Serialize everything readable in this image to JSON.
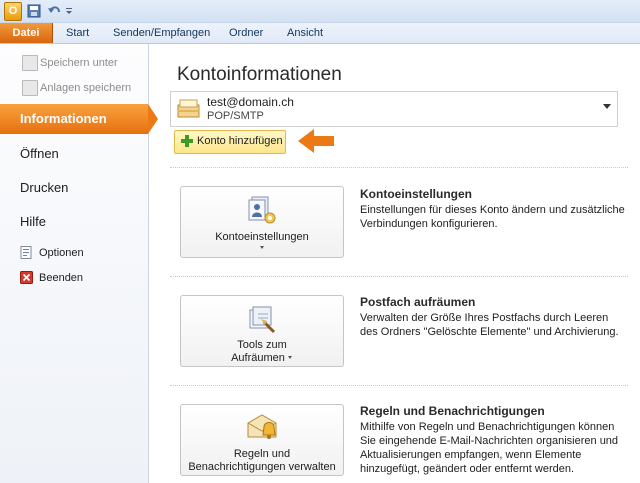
{
  "quick_access": {
    "save_icon": "save-icon",
    "undo_icon": "undo-icon"
  },
  "ribbon_tabs": [
    "Datei",
    "Start",
    "Senden/Empfangen",
    "Ordner",
    "Ansicht"
  ],
  "sidebar": {
    "save_as": "Speichern unter",
    "save_attachments": "Anlagen speichern",
    "active": "Informationen",
    "open": "Öffnen",
    "print": "Drucken",
    "help": "Hilfe",
    "options": "Optionen",
    "exit": "Beenden"
  },
  "main": {
    "title": "Kontoinformationen",
    "account": {
      "email": "test@domain.ch",
      "type": "POP/SMTP"
    },
    "add_account": "Konto hinzufügen",
    "sections": [
      {
        "button_label": "Kontoeinstellungen",
        "title": "Kontoeinstellungen",
        "description": "Einstellungen für dieses Konto ändern und zusätzliche Verbindungen konfigurieren."
      },
      {
        "button_label_line1": "Tools zum",
        "button_label_line2": "Aufräumen",
        "title": "Postfach aufräumen",
        "description": "Verwalten der Größe Ihres Postfachs durch Leeren des Ordners \"Gelöschte Elemente\" und Archivierung."
      },
      {
        "button_label_line1": "Regeln und",
        "button_label_line2": "Benachrichtigungen verwalten",
        "title": "Regeln und Benachrichtigungen",
        "description": "Mithilfe von Regeln und Benachrichtigungen können Sie eingehende E-Mail-Nachrichten organisieren und Aktualisierungen empfangen, wenn Elemente hinzugefügt, geändert oder entfernt werden."
      }
    ]
  },
  "colors": {
    "accent": "#e6700f",
    "ribbon": "#dfe9f6",
    "highlight": "#fde58a"
  }
}
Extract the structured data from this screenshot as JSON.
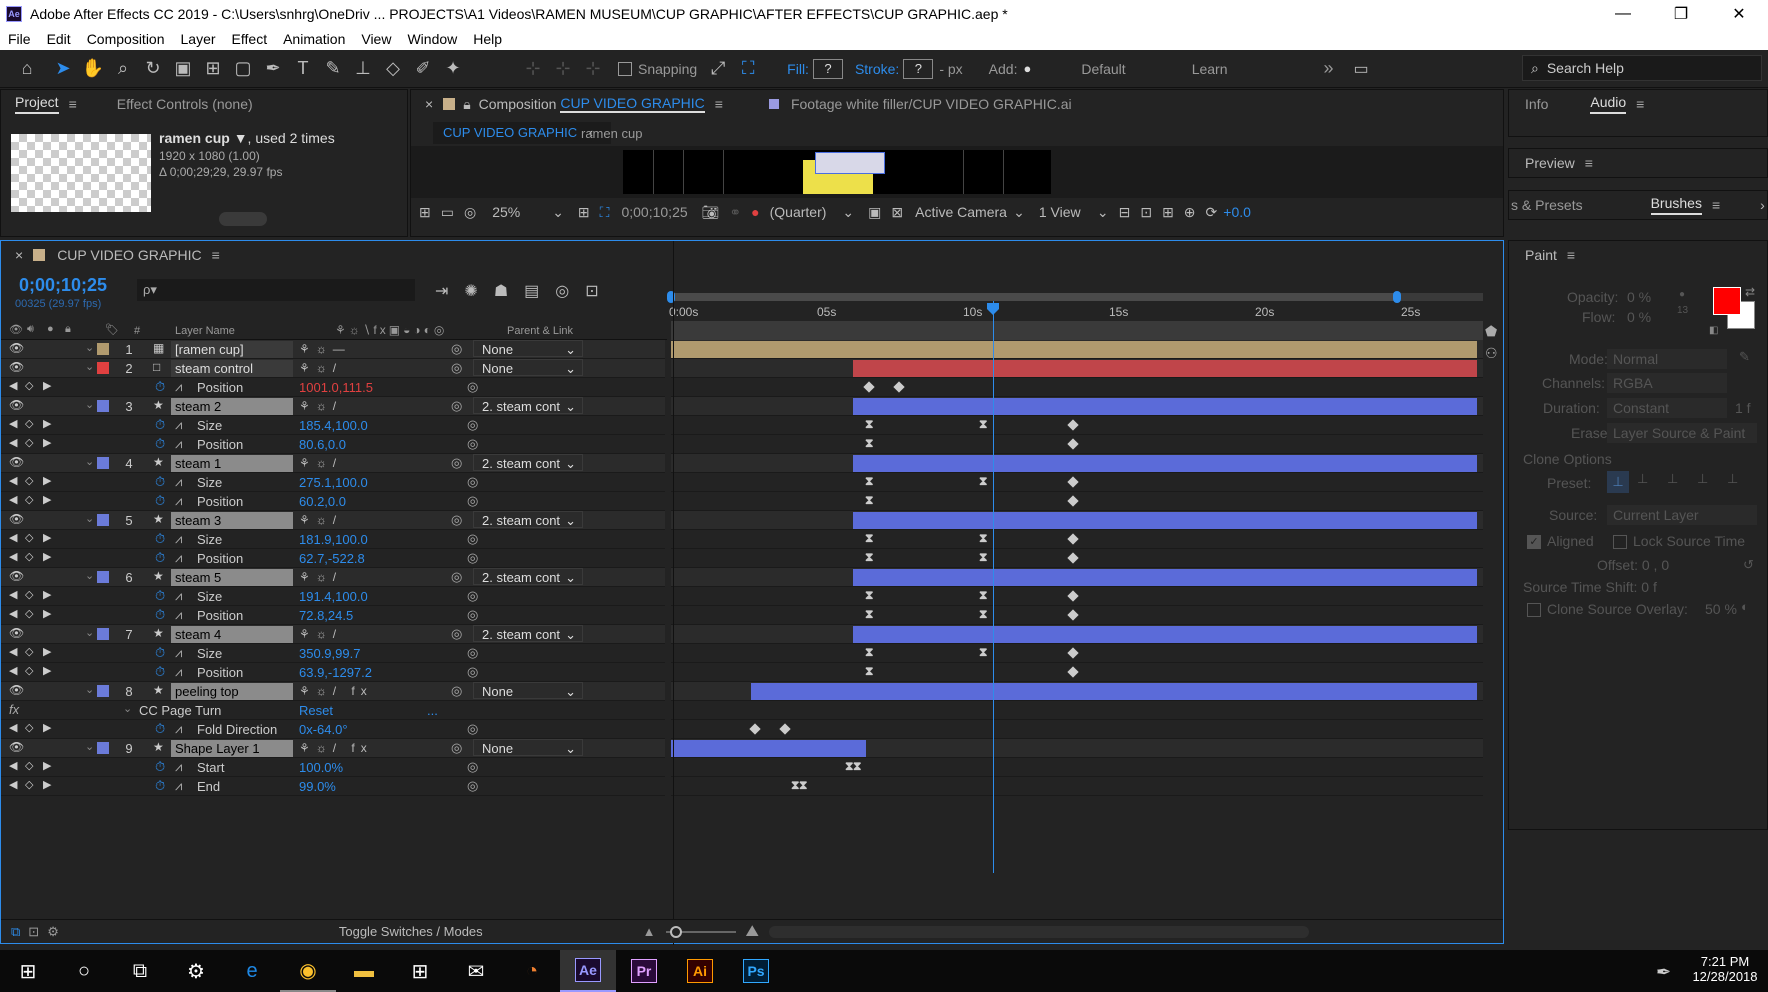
{
  "window": {
    "title": "Adobe After Effects CC 2019 - C:\\Users\\snhrg\\OneDriv ... PROJECTS\\A1 Videos\\RAMEN MUSEUM\\CUP GRAPHIC\\AFTER EFFECTS\\CUP GRAPHIC.aep *",
    "min": "—",
    "max": "❐",
    "close": "✕",
    "app_icon": "Ae"
  },
  "menu": [
    "File",
    "Edit",
    "Composition",
    "Layer",
    "Effect",
    "Animation",
    "View",
    "Window",
    "Help"
  ],
  "toolbar": {
    "snapping": "Snapping",
    "fill": "Fill:",
    "fill_val": "?",
    "stroke": "Stroke:",
    "stroke_val": "?",
    "px": "-  px",
    "add": "Add:",
    "workspace_default": "Default",
    "workspace_learn": "Learn",
    "more": "»",
    "search_help": "Search Help"
  },
  "project_panel": {
    "tab_project": "Project",
    "tab_effects": "Effect Controls (none)",
    "item_name": "ramen cup ▼",
    "item_used": ", used 2 times",
    "item_size": "1920 x 1080 (1.00)",
    "item_dur": "Δ 0;00;29;29, 29.97 fps"
  },
  "comp_panel": {
    "close": "×",
    "label": "Composition",
    "comp_name": "CUP VIDEO GRAPHIC",
    "footage": "Footage  white filler/CUP VIDEO GRAPHIC.ai",
    "crumb1": "CUP VIDEO GRAPHIC",
    "crumb2": "ramen cup",
    "zoom": "25%",
    "timecode": "0;00;10;25",
    "quality": "(Quarter)",
    "camera": "Active Camera",
    "views": "1 View",
    "exposure": "+0.0"
  },
  "right_panel": {
    "info": "Info",
    "audio": "Audio",
    "preview": "Preview",
    "presets": "s & Presets",
    "brushes": "Brushes",
    "paint": "Paint",
    "opacity": "Opacity:",
    "opacity_val": "0 %",
    "flow": "Flow:",
    "flow_val": "0 %",
    "mode": "Mode:",
    "mode_val": "Normal",
    "channels": "Channels:",
    "channels_val": "RGBA",
    "duration": "Duration:",
    "duration_val": "Constant",
    "duration_f": "1  f",
    "erase": "Erase:",
    "erase_val": "Layer Source & Paint",
    "clone_options": "Clone Options",
    "preset": "Preset:",
    "source": "Source:",
    "source_val": "Current Layer",
    "aligned": "Aligned",
    "lock_source": "Lock Source Time",
    "offset": "Offset:  0 ,          0",
    "shift": "Source Time Shift:  0  f",
    "overlay": "Clone Source Overlay:",
    "overlay_val": "50 %",
    "small_val": "13",
    "fg_color": "#ff0000",
    "bg_color": "#ffffff"
  },
  "timeline": {
    "close": "×",
    "comp_name": "CUP VIDEO GRAPHIC",
    "timecode": "0;00;10;25",
    "frames": "00325 (29.97 fps)",
    "search_icon": "ρ▾",
    "col_layer": "Layer Name",
    "col_num": "#",
    "col_parent": "Parent & Link",
    "ruler": [
      "0:00s",
      "05s",
      "10s",
      "15s",
      "20s",
      "25s"
    ],
    "toggle": "Toggle Switches / Modes",
    "rows": [
      {
        "kind": "layer",
        "num": "1",
        "name": "[ramen cup]",
        "color": "#b09a6e",
        "parent": "None",
        "sw": "— ",
        "plain": true
      },
      {
        "kind": "layer",
        "num": "2",
        "name": "steam control",
        "color": "#e04040",
        "parent": "None",
        "sw": "/",
        "plain": true
      },
      {
        "kind": "prop",
        "name": "Position",
        "value": "1001.0,111.5",
        "vcolor": "#e04040"
      },
      {
        "kind": "layer",
        "num": "3",
        "name": "steam 2",
        "color": "#6b7bd9",
        "parent": "2. steam cont",
        "sw": "/"
      },
      {
        "kind": "prop",
        "name": "Size",
        "value": "185.4,100.0",
        "vcolor": "#2d8ceb"
      },
      {
        "kind": "prop",
        "name": "Position",
        "value": "80.6,0.0",
        "vcolor": "#2d8ceb"
      },
      {
        "kind": "layer",
        "num": "4",
        "name": "steam 1",
        "color": "#6b7bd9",
        "parent": "2. steam cont",
        "sw": "/"
      },
      {
        "kind": "prop",
        "name": "Size",
        "value": "275.1,100.0",
        "vcolor": "#2d8ceb"
      },
      {
        "kind": "prop",
        "name": "Position",
        "value": "60.2,0.0",
        "vcolor": "#2d8ceb"
      },
      {
        "kind": "layer",
        "num": "5",
        "name": "steam 3",
        "color": "#6b7bd9",
        "parent": "2. steam cont",
        "sw": "/"
      },
      {
        "kind": "prop",
        "name": "Size",
        "value": "181.9,100.0",
        "vcolor": "#2d8ceb"
      },
      {
        "kind": "prop",
        "name": "Position",
        "value": "62.7,-522.8",
        "vcolor": "#2d8ceb"
      },
      {
        "kind": "layer",
        "num": "6",
        "name": "steam 5",
        "color": "#6b7bd9",
        "parent": "2. steam cont",
        "sw": "/"
      },
      {
        "kind": "prop",
        "name": "Size",
        "value": "191.4,100.0",
        "vcolor": "#2d8ceb"
      },
      {
        "kind": "prop",
        "name": "Position",
        "value": "72.8,24.5",
        "vcolor": "#2d8ceb"
      },
      {
        "kind": "layer",
        "num": "7",
        "name": "steam 4",
        "color": "#6b7bd9",
        "parent": "2. steam cont",
        "sw": "/"
      },
      {
        "kind": "prop",
        "name": "Size",
        "value": "350.9,99.7",
        "vcolor": "#2d8ceb"
      },
      {
        "kind": "prop",
        "name": "Position",
        "value": "63.9,-1297.2",
        "vcolor": "#2d8ceb"
      },
      {
        "kind": "layer",
        "num": "8",
        "name": "peeling top",
        "color": "#6b7bd9",
        "parent": "None",
        "sw": "/ fx"
      },
      {
        "kind": "effect",
        "name": "CC Page Turn",
        "value": "Reset",
        "vcolor": "#2d8ceb"
      },
      {
        "kind": "prop",
        "name": "Fold Direction",
        "value": "0x-64.0°",
        "vcolor": "#2d8ceb"
      },
      {
        "kind": "layer",
        "num": "9",
        "name": "Shape Layer 1",
        "color": "#6b7bd9",
        "parent": "None",
        "sw": "/ fx"
      },
      {
        "kind": "prop",
        "name": "Start",
        "value": "100.0%",
        "vcolor": "#2d8ceb"
      },
      {
        "kind": "prop",
        "name": "End",
        "value": "99.0%",
        "vcolor": "#2d8ceb"
      }
    ]
  },
  "taskbar": {
    "ae": "Ae",
    "pr": "Pr",
    "ai": "Ai",
    "ps": "Ps",
    "time": "7:21 PM",
    "date": "12/28/2018"
  }
}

------------------------------

Scan the entries above and work out how many lines include the word "this"; the reply is that number alone.

▸ **Task solution**: 2